# [Material provided]
****

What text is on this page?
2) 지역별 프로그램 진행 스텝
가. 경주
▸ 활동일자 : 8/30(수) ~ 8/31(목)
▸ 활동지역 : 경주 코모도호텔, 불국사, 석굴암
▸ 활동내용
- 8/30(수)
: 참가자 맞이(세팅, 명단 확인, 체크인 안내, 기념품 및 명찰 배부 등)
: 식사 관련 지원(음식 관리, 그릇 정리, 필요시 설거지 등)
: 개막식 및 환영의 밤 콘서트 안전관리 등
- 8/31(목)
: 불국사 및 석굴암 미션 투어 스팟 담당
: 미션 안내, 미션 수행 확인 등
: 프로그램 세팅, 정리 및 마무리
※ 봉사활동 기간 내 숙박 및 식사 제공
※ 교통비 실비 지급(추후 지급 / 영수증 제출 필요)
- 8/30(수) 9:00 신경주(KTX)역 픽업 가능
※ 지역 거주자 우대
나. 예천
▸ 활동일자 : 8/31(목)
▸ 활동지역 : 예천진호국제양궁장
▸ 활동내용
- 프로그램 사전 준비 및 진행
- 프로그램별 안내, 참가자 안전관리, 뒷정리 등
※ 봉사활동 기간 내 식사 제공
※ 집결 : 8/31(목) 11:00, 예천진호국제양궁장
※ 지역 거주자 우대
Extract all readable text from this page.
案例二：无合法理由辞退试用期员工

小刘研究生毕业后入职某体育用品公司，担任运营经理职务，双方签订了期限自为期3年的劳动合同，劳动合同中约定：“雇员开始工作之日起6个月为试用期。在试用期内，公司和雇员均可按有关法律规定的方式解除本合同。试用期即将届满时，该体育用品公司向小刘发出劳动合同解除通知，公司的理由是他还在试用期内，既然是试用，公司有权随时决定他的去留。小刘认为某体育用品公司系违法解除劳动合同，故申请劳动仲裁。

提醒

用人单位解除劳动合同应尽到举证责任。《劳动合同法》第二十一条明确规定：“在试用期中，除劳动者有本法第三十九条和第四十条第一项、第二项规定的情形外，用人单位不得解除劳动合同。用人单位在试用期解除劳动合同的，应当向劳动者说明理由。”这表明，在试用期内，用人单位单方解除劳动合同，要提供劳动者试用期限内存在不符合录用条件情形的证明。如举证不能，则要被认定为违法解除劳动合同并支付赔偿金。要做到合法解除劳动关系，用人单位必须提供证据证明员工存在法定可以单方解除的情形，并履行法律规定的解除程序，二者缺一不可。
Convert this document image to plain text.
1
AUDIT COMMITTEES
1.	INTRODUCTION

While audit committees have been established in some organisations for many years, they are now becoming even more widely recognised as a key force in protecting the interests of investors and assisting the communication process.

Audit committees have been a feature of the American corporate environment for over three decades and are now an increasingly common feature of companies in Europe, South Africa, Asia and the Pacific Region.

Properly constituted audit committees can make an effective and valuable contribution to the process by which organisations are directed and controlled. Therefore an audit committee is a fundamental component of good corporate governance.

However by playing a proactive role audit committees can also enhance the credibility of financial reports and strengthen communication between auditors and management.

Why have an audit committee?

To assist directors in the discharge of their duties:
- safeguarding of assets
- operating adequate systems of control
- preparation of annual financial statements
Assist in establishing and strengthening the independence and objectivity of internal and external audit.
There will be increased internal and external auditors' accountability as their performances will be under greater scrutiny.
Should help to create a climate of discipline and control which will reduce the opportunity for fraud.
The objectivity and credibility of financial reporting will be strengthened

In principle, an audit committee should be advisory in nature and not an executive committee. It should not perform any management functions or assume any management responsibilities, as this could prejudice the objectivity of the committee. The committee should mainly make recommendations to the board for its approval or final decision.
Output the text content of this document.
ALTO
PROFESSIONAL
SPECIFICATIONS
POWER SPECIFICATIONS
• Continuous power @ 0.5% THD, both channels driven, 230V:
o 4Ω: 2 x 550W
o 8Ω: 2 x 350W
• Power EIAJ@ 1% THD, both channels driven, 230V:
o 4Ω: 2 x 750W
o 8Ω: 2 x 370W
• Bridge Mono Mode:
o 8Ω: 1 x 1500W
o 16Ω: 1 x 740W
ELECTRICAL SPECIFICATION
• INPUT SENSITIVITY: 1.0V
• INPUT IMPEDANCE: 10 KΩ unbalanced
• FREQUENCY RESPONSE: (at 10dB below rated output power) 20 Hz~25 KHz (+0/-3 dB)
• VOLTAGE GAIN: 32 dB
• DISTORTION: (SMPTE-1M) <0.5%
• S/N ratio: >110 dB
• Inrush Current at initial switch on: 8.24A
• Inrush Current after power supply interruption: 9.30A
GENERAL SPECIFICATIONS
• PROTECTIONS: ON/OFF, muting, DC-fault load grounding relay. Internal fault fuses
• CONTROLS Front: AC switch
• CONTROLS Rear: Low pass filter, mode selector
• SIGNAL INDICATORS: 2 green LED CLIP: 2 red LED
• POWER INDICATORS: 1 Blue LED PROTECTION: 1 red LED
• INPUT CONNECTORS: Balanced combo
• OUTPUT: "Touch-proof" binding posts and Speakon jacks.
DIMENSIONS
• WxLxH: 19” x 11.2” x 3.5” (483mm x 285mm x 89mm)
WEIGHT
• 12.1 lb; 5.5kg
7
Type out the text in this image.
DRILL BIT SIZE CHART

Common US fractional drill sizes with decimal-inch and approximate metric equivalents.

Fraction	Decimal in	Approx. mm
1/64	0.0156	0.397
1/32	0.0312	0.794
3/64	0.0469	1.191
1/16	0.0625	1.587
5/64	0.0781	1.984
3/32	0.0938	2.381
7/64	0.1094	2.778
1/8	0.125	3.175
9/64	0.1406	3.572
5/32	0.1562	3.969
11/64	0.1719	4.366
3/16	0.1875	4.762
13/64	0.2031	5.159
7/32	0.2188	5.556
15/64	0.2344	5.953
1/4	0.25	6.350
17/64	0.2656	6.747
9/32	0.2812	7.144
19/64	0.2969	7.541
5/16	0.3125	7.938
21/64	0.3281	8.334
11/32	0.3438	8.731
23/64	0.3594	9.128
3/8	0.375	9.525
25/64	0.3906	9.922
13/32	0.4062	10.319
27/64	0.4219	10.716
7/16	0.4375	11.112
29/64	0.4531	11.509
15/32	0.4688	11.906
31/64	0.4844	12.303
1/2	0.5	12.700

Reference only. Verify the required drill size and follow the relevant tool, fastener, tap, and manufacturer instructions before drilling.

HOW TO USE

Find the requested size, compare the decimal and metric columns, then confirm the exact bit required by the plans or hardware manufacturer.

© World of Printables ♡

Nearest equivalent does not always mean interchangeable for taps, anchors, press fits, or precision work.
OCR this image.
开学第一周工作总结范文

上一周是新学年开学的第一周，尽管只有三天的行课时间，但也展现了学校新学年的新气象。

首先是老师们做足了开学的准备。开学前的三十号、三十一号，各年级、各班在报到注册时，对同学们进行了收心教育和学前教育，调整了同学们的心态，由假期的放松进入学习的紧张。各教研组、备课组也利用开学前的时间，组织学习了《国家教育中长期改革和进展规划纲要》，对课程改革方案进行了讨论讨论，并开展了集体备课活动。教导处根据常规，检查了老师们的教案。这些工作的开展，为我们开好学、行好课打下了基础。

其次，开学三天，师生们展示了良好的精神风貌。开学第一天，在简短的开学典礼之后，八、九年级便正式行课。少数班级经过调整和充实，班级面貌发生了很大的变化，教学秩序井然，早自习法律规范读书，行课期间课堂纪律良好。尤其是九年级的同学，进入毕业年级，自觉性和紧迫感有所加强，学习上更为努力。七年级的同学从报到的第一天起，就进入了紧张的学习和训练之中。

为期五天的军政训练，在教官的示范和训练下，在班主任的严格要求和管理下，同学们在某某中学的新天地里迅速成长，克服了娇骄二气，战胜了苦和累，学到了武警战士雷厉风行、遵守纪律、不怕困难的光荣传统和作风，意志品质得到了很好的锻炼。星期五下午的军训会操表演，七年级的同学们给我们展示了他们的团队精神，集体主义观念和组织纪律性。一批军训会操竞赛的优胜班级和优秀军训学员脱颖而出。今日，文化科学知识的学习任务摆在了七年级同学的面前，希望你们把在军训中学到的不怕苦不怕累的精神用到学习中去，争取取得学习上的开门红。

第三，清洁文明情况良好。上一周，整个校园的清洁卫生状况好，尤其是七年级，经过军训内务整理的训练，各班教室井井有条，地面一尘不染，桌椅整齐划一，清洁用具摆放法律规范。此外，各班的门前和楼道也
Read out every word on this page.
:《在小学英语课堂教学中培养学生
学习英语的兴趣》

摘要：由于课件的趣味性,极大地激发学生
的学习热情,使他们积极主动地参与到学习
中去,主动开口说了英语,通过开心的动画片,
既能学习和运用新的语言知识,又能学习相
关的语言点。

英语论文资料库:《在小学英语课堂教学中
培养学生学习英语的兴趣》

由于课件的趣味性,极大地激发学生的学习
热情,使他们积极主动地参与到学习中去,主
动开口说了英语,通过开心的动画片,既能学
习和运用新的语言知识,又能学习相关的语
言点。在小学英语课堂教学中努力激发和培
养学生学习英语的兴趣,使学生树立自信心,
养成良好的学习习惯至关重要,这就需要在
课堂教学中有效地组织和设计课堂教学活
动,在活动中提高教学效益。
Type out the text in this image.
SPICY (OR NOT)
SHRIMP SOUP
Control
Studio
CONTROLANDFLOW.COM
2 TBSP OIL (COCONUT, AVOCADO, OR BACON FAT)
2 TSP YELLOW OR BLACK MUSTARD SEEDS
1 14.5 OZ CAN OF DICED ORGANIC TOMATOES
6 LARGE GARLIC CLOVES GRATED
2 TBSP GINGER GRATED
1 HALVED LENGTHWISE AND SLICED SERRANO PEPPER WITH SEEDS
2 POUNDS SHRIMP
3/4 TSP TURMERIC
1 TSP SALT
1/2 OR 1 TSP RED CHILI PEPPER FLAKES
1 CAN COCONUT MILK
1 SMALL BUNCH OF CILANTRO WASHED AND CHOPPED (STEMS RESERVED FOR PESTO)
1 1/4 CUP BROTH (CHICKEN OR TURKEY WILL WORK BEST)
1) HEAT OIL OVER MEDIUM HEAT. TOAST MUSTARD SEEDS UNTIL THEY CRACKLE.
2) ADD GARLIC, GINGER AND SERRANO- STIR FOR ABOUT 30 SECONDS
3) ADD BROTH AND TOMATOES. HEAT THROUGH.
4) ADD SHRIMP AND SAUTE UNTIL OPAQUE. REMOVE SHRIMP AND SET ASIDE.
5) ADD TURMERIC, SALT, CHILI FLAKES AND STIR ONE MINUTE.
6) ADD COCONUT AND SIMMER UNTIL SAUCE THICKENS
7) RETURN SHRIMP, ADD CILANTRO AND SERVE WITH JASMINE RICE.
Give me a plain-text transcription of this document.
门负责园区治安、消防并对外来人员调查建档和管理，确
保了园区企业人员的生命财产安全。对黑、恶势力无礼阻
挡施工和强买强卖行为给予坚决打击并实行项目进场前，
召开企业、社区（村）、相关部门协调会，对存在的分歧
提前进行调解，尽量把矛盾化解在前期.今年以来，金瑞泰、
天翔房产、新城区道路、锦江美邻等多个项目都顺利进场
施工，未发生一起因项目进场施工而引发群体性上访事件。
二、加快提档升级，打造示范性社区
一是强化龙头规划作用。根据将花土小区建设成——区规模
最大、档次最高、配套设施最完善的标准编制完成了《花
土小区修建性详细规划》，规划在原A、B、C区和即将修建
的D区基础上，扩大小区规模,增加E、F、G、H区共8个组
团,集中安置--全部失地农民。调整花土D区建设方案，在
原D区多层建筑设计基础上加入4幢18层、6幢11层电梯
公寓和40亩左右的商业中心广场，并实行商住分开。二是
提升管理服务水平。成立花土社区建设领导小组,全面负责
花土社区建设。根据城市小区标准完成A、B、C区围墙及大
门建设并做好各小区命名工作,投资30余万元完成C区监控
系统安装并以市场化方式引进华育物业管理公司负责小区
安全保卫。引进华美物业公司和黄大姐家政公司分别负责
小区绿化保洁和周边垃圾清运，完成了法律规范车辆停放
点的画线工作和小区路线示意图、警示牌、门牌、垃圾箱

****

# [Work to be completed]
Copy all lines from the material that include "channels".

# [Task response]
• Continuous power @ 0.5% THD, both channels driven, 230V:
• Power EIAJ@ 1% THD, both channels driven, 230V:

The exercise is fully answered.